> _What you are asked to do_: Could you turn the lines below into a numbered list, skipping any blank lines and leaving the pictures out?

> _Material for the task_:

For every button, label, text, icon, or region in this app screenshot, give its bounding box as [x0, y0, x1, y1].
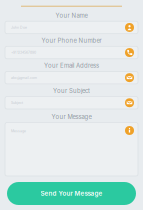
staticText: Your Name — [56, 12, 88, 19]
button[interactable]: Subject — [5, 96, 138, 109]
staticText: John Doe — [11, 25, 27, 30]
staticText: Your Phone Number — [42, 37, 102, 44]
staticText: Your Email Address — [44, 62, 99, 69]
staticText: +91 1234567890 — [11, 50, 36, 55]
staticText: abc@gmail.com — [11, 76, 37, 80]
button[interactable]: +91 1234567890 — [5, 46, 138, 59]
button[interactable]: Send Your Message — [7, 182, 136, 205]
staticText: Your Message — [52, 113, 92, 120]
staticText: Send Your Message — [40, 190, 102, 197]
staticText: Your Subject — [53, 87, 90, 94]
staticText: Subject — [11, 101, 23, 105]
button[interactable]: abc@gmail.com — [5, 71, 138, 84]
button[interactable]: Message — [5, 122, 138, 176]
button[interactable]: John Doe — [5, 21, 138, 34]
staticText: Message — [11, 129, 26, 133]
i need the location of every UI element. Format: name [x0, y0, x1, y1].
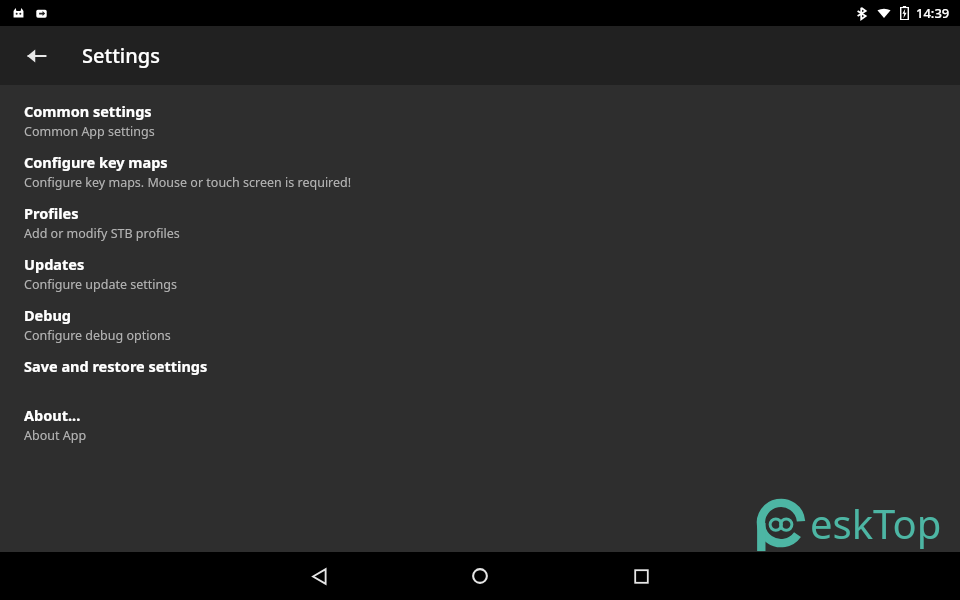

> _Exercise output_:
1. For every button, label, text, icon, or region in this app screenshot, give its bounding box as [x0, y0, x1, y1].
2. staticText: Your Name — [56, 12, 88, 19]
3. button[interactable]: Subject — [5, 96, 138, 109]
4. staticText: John Doe — [11, 25, 27, 30]
5. staticText: Your Phone Number — [42, 37, 102, 44]
6. staticText: Your Email Address — [44, 62, 99, 69]
7. staticText: +91 1234567890 — [11, 50, 36, 55]
8. staticText: abc@gmail.com — [11, 76, 37, 80]
9. button[interactable]: +91 1234567890 — [5, 46, 138, 59]
10. button[interactable]: Send Your Message — [7, 182, 136, 205]
11. staticText: Your Message — [52, 113, 92, 120]
12. staticText: Send Your Message — [40, 190, 102, 197]
13. staticText: Your Subject — [53, 87, 90, 94]
14. staticText: Subject — [11, 101, 23, 105]
15. button[interactable]: abc@gmail.com — [5, 71, 138, 84]
16. button[interactable]: Message — [5, 122, 138, 176]
17. button[interactable]: John Doe — [5, 21, 138, 34]
18. staticText: Message — [11, 129, 26, 133]
19. i need the location of every UI element. Format: name [x0, y0, x1, y1].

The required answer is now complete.